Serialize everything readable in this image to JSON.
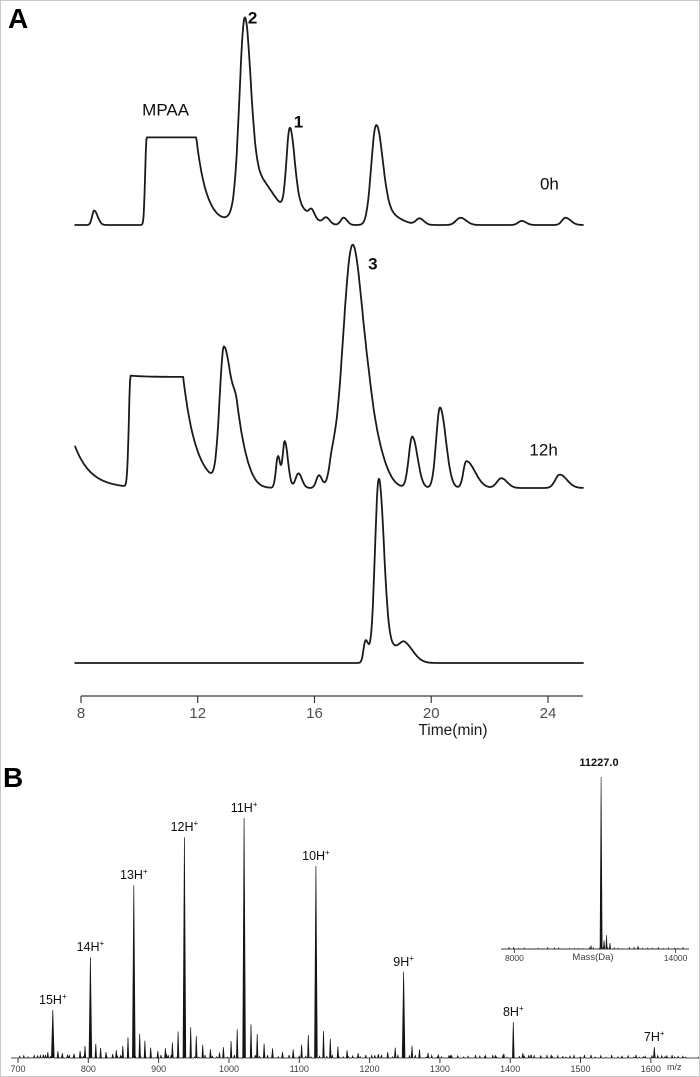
{
  "figure": {
    "background": "#ffffff",
    "line_color": "#1a1a1a",
    "axis_color": "#3a3a3a"
  },
  "chart_data": [
    {
      "type": "line",
      "panel_label": "A",
      "title": "",
      "xlabel": "Time(min)",
      "ylabel": "",
      "x_range": [
        8,
        25.2
      ],
      "x_ticks": [
        8,
        12,
        16,
        20,
        24
      ],
      "grid": false,
      "traces": [
        {
          "name": "crude-peptide-0h",
          "label": "0h",
          "annotations": [
            {
              "text": "MPAA",
              "bold": false,
              "t": 10.9,
              "rel": 0.56
            },
            {
              "text": "2",
              "bold": true,
              "t": 13.88,
              "rel": 1.005
            },
            {
              "text": "1",
              "bold": true,
              "t": 15.45,
              "rel": 0.5
            },
            {
              "text": "0h",
              "bold": false,
              "t": 24.05,
              "rel": 0.2
            }
          ],
          "components": [
            {
              "kind": "peak",
              "c": 8.45,
              "h": 0.07,
              "wl": 0.07,
              "wr": 0.12
            },
            {
              "kind": "plateau",
              "a": 10.25,
              "b": 11.95,
              "h": 0.425,
              "rise": 0.05,
              "fall": 0.35
            },
            {
              "kind": "peak",
              "c": 13.6,
              "h": 0.78,
              "wl": 0.17,
              "wr": 0.2
            },
            {
              "kind": "peak",
              "c": 13.8,
              "h": 0.26,
              "wl": 0.35,
              "wr": 0.75
            },
            {
              "kind": "peak",
              "c": 15.15,
              "h": 0.36,
              "wl": 0.11,
              "wr": 0.16
            },
            {
              "kind": "peak",
              "c": 15.3,
              "h": 0.08,
              "wl": 0.2,
              "wr": 0.5
            },
            {
              "kind": "peak",
              "c": 15.9,
              "h": 0.035,
              "wl": 0.08,
              "wr": 0.1
            },
            {
              "kind": "peak",
              "c": 16.4,
              "h": 0.03,
              "wl": 0.1,
              "wr": 0.12
            },
            {
              "kind": "peak",
              "c": 17.0,
              "h": 0.035,
              "wl": 0.1,
              "wr": 0.12
            },
            {
              "kind": "peak",
              "c": 18.1,
              "h": 0.44,
              "wl": 0.16,
              "wr": 0.22
            },
            {
              "kind": "peak",
              "c": 18.3,
              "h": 0.07,
              "wl": 0.2,
              "wr": 0.5
            },
            {
              "kind": "peak",
              "c": 19.6,
              "h": 0.03,
              "wl": 0.12,
              "wr": 0.15
            },
            {
              "kind": "peak",
              "c": 21.0,
              "h": 0.035,
              "wl": 0.15,
              "wr": 0.2
            },
            {
              "kind": "peak",
              "c": 23.1,
              "h": 0.02,
              "wl": 0.12,
              "wr": 0.15
            },
            {
              "kind": "peak",
              "c": 24.6,
              "h": 0.035,
              "wl": 0.12,
              "wr": 0.18
            }
          ]
        },
        {
          "name": "crude-peptide-12h",
          "label": "12h",
          "annotations": [
            {
              "text": "3",
              "bold": true,
              "t": 18.0,
              "rel": 0.92
            },
            {
              "text": "12h",
              "bold": false,
              "t": 23.85,
              "rel": 0.155
            }
          ],
          "components": [
            {
              "kind": "decay",
              "c": 7.8,
              "h": 0.17,
              "fall": 0.55
            },
            {
              "kind": "plateau",
              "a": 9.7,
              "b": 11.5,
              "h": 0.455,
              "rise": 0.06,
              "fall": 0.45
            },
            {
              "kind": "peak",
              "c": 12.9,
              "h": 0.56,
              "wl": 0.15,
              "wr": 0.3
            },
            {
              "kind": "peak",
              "c": 13.35,
              "h": 0.16,
              "wl": 0.12,
              "wr": 0.35
            },
            {
              "kind": "peak",
              "c": 14.75,
              "h": 0.13,
              "wl": 0.07,
              "wr": 0.08
            },
            {
              "kind": "peak",
              "c": 14.98,
              "h": 0.19,
              "wl": 0.07,
              "wr": 0.11
            },
            {
              "kind": "peak",
              "c": 15.45,
              "h": 0.06,
              "wl": 0.1,
              "wr": 0.12
            },
            {
              "kind": "peak",
              "c": 16.15,
              "h": 0.05,
              "wl": 0.09,
              "wr": 0.1
            },
            {
              "kind": "peak",
              "c": 16.6,
              "h": 0.06,
              "wl": 0.09,
              "wr": 0.12
            },
            {
              "kind": "peak",
              "c": 17.3,
              "h": 0.99,
              "wl": 0.33,
              "wr": 0.36
            },
            {
              "kind": "peak",
              "c": 17.95,
              "h": 0.2,
              "wl": 0.25,
              "wr": 0.4
            },
            {
              "kind": "peak",
              "c": 19.35,
              "h": 0.21,
              "wl": 0.12,
              "wr": 0.18
            },
            {
              "kind": "peak",
              "c": 20.3,
              "h": 0.33,
              "wl": 0.13,
              "wr": 0.2
            },
            {
              "kind": "peak",
              "c": 21.2,
              "h": 0.11,
              "wl": 0.1,
              "wr": 0.3
            },
            {
              "kind": "peak",
              "c": 22.4,
              "h": 0.04,
              "wl": 0.15,
              "wr": 0.2
            },
            {
              "kind": "peak",
              "c": 24.4,
              "h": 0.055,
              "wl": 0.15,
              "wr": 0.25
            }
          ]
        },
        {
          "name": "purified-product",
          "label": "",
          "annotations": [],
          "components": [
            {
              "kind": "peak",
              "c": 17.75,
              "h": 0.12,
              "wl": 0.07,
              "wr": 0.1
            },
            {
              "kind": "peak",
              "c": 18.2,
              "h": 0.94,
              "wl": 0.13,
              "wr": 0.17
            },
            {
              "kind": "peak",
              "c": 18.45,
              "h": 0.1,
              "wl": 0.25,
              "wr": 0.45
            },
            {
              "kind": "peak",
              "c": 19.1,
              "h": 0.08,
              "wl": 0.18,
              "wr": 0.3
            }
          ]
        }
      ]
    },
    {
      "type": "line",
      "panel_label": "B",
      "title": "",
      "xlabel": "m/z",
      "ylabel": "",
      "x_range": [
        690,
        1660
      ],
      "x_ticks": [
        700,
        800,
        900,
        1000,
        1100,
        1200,
        1300,
        1400,
        1500,
        1600
      ],
      "grid": false,
      "peaks": [
        {
          "display": "15H+",
          "charge": 15,
          "mz": 749.5,
          "h": 0.2
        },
        {
          "display": "14H+",
          "charge": 14,
          "mz": 802.9,
          "h": 0.42
        },
        {
          "display": "13H+",
          "charge": 13,
          "mz": 864.7,
          "h": 0.72
        },
        {
          "display": "12H+",
          "charge": 12,
          "mz": 936.6,
          "h": 0.92
        },
        {
          "display": "11H+",
          "charge": 11,
          "mz": 1021.6,
          "h": 1.0
        },
        {
          "display": "10H+",
          "charge": 10,
          "mz": 1123.7,
          "h": 0.8
        },
        {
          "display": "9H+",
          "charge": 9,
          "mz": 1248.4,
          "h": 0.36
        },
        {
          "display": "8H+",
          "charge": 8,
          "mz": 1404.4,
          "h": 0.15
        },
        {
          "display": "7H+",
          "charge": 7,
          "mz": 1604.9,
          "h": 0.045
        }
      ],
      "inset": {
        "peak_label": "11227.0",
        "mass": 11227.0,
        "xlabel": "Mass(Da)",
        "x_ticks": [
          8000,
          14000
        ],
        "x_range": [
          7500,
          14500
        ],
        "satellites": [
          {
            "mass": 11340,
            "h": 0.05
          },
          {
            "mass": 11430,
            "h": 0.08
          },
          {
            "mass": 11560,
            "h": 0.035
          },
          {
            "mass": 10850,
            "h": 0.02
          },
          {
            "mass": 12600,
            "h": 0.015
          }
        ]
      }
    }
  ]
}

+++

* _WHAT TO PRODUCE_:
Determine how many lines of the listing above include the word "crude", and report that number only.

* _TASK SOLUTION_:
2